Print every record below exactly as written.

#### DATASET EXCERPTS ####

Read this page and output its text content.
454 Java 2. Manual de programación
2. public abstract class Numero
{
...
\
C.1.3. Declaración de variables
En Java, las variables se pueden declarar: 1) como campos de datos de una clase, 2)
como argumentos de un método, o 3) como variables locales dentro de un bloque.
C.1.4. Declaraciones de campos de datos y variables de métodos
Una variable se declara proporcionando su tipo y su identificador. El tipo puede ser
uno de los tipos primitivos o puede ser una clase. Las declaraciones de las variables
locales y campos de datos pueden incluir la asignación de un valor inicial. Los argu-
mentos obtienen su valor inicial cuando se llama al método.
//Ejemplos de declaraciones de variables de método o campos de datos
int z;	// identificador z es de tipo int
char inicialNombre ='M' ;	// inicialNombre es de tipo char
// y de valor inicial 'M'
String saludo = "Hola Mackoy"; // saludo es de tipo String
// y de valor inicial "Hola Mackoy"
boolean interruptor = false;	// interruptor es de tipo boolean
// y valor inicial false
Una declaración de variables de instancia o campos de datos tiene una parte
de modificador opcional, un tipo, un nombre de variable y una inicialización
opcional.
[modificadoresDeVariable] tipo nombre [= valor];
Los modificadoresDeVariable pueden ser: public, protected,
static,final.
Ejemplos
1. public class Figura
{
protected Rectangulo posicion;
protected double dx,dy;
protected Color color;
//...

####

→ TASK RESULT
Read this page and output its text content.
454 Java 2. Manual de programación
2. public abstract class Numero
{
...
\
C.1.3. Declaración de variables
En Java, las variables se pueden declarar: 1) como campos de datos de una clase, 2)
como argumentos de un método, o 3) como variables locales dentro de un bloque.
C.1.4. Declaraciones de campos de datos y variables de métodos
Una variable se declara proporcionando su tipo y su identificador. El tipo puede ser
uno de los tipos primitivos o puede ser una clase. Las declaraciones de las variables
locales y campos de datos pueden incluir la asignación de un valor inicial. Los argu-
mentos obtienen su valor inicial cuando se llama al método.
//Ejemplos de declaraciones de variables de método o campos de datos
int z;	// identificador z es de tipo int
char inicialNombre ='M' ;	// inicialNombre es de tipo char
// y de valor inicial 'M'
String saludo = "Hola Mackoy"; // saludo es de tipo String
// y de valor inicial "Hola Mackoy"
boolean interruptor = false;	// interruptor es de tipo boolean
// y valor inicial false
Una declaración de variables de instancia o campos de datos tiene una parte
de modificador opcional, un tipo, un nombre de variable y una inicialización
opcional.
[modificadoresDeVariable] tipo nombre [= valor];
Los modificadoresDeVariable pueden ser: public, protected,
static,final.
Ejemplos
1. public class Figura
{
protected Rectangulo posicion;
protected double dx,dy;
protected Color color;
//...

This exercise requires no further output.